A Mom Says She Asked Her Kids If They Wanted To "Go To Heaven" Before Killing Them

“I gave them a choice,” Amber Pasztor said from jail. “That they can live traumatized like their mom, or they can go to heaven with God and be better off.”

An Indiana woman charged with killing her two children last month said she gave them a choice if they wanted to live or "go to heaven with God and be better off."

Fort Wayne resident Amber Pasztor, 29, is facing two murder charges over the deaths of her 7-year-old daughter Liliana and her 6-year-old son Rene.

On the morning of Sept. 26, she abducted the children from the Allen County residence of their father, their legal guardian, according to the sheriff's office there, which issued an Amber Alert.

According to the Elkhart County prosecuting attorney's office, she then allegedly smothered them to death in a car before flagging down an officer outside a police department.

In an interview from prison Monday with local TV station WANE, Pasztor said she chose to smother her children in order to prevent them from living a "traumatized" life like hers.

"I gave them a choice," she said. "That they can live traumatized like their mom, or they can go to heaven with God and be better off."

Pasztor said she smothered her daughter first by covering her nose and mouth with her hands until the girl stopped breathing, then did the same to her son.

The two children did fight back "a little bit" while being killed, she said.

“They were in good hands, but I don’t think they were safe,” Pasztor told WANE. “My kids are in a better place. They’re in heaven now. They don’t have no worries no more.”

· · · · ·

> PROBLEMS AND TASKS:
• a. In the article on Amber Pasztor, which local TV station interviewed her on Monday?
• b. Please write out the article on Amber Pasztor from "A Mom Says She" up to and including "an Amber Alert.".

· · · · ·

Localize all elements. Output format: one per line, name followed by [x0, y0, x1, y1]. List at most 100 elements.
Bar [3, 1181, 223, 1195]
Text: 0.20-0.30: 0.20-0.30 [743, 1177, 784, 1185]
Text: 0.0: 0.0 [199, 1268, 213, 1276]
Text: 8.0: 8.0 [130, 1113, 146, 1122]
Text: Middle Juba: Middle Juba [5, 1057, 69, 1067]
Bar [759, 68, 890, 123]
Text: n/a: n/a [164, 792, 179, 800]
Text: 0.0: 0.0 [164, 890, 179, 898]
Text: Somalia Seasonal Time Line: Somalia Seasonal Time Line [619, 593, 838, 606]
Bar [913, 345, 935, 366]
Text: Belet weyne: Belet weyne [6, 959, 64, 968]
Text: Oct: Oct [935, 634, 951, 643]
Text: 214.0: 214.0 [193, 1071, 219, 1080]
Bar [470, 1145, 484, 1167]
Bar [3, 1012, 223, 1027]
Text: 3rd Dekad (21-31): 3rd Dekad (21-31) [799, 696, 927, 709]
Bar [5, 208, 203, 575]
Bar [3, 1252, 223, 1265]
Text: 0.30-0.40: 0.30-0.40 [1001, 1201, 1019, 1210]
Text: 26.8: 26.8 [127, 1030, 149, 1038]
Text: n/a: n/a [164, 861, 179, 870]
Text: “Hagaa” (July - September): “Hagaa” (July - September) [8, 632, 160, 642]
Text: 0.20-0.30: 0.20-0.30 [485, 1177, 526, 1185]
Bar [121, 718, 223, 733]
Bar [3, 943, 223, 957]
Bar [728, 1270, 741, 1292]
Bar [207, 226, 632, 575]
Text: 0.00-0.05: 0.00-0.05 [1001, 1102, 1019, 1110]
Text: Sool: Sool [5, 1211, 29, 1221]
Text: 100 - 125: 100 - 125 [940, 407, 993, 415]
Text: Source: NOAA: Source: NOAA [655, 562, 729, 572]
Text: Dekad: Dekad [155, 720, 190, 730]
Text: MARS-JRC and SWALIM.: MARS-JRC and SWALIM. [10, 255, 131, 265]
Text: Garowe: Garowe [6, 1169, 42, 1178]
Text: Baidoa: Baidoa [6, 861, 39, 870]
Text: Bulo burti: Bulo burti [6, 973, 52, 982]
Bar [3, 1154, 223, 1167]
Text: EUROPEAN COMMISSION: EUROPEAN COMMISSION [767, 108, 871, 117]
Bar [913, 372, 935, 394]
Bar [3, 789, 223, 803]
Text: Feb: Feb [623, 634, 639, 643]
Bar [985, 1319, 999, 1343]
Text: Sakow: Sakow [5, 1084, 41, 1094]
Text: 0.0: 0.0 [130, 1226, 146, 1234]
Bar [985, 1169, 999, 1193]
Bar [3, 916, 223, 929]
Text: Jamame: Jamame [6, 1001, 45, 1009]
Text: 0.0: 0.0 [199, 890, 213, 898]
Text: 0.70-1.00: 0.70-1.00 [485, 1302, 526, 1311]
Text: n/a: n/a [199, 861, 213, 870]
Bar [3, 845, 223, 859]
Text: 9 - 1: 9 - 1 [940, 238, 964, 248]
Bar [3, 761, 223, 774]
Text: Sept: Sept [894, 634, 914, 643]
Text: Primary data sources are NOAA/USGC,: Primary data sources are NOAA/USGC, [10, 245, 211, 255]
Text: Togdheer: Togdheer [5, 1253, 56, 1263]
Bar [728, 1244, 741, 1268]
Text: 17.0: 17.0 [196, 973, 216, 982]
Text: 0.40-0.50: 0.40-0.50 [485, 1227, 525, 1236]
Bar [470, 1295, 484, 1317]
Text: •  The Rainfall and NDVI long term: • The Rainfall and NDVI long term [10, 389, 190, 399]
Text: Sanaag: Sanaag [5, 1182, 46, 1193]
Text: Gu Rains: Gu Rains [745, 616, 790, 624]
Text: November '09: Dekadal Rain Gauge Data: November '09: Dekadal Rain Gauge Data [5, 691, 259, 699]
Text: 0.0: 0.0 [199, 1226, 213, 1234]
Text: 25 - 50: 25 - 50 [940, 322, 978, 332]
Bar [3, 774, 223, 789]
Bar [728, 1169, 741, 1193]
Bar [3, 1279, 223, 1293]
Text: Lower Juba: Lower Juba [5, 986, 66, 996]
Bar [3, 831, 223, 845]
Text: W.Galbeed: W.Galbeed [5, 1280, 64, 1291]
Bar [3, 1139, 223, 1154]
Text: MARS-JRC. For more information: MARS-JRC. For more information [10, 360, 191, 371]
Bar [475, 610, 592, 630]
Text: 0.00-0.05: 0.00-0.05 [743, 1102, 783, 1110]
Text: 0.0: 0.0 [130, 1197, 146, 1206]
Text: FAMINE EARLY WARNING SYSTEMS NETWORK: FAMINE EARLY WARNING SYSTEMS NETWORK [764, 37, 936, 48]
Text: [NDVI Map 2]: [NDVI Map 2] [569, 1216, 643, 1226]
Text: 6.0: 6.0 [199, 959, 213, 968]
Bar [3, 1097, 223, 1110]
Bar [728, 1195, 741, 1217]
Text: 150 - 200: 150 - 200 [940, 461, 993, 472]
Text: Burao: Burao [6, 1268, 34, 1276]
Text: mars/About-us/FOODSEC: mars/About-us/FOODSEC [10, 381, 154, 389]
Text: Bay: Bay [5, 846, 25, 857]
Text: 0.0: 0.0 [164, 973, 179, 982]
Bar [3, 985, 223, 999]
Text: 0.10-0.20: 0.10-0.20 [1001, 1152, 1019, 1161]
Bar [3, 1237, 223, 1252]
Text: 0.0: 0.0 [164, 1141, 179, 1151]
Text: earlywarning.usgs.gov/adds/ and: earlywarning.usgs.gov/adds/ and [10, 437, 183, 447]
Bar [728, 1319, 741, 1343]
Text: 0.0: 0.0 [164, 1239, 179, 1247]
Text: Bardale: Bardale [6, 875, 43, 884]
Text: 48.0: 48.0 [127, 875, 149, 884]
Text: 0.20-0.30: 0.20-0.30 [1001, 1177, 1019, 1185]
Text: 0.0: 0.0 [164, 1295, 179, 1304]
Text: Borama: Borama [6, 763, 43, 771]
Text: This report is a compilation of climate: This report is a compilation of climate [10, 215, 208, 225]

· · · · ·

> SOLVED PROBLEMS:
• a. WANE

• b.
A Mom Says She Asked Her Kids If They Wanted To "Go To Heaven" Before Killing Them

“I gave them a choice,” Amber Pasztor said from jail. “That they can live traumatized like their mom, or they can go to heaven with God and be better off.”

An Indiana woman charged with killing her two children last month said she gave them a choice if they wanted to live or "go to heaven with God and be better off."

Fort Wayne resident Amber Pasztor, 29, is facing two murder charges over the deaths of her 7-year-old daughter Liliana and her 6-year-old son Rene.

On the morning of Sept. 26, she abducted the children from the Allen County residence of their father, their legal guardian, according to the sheriff's office there, which issued an Amber Alert.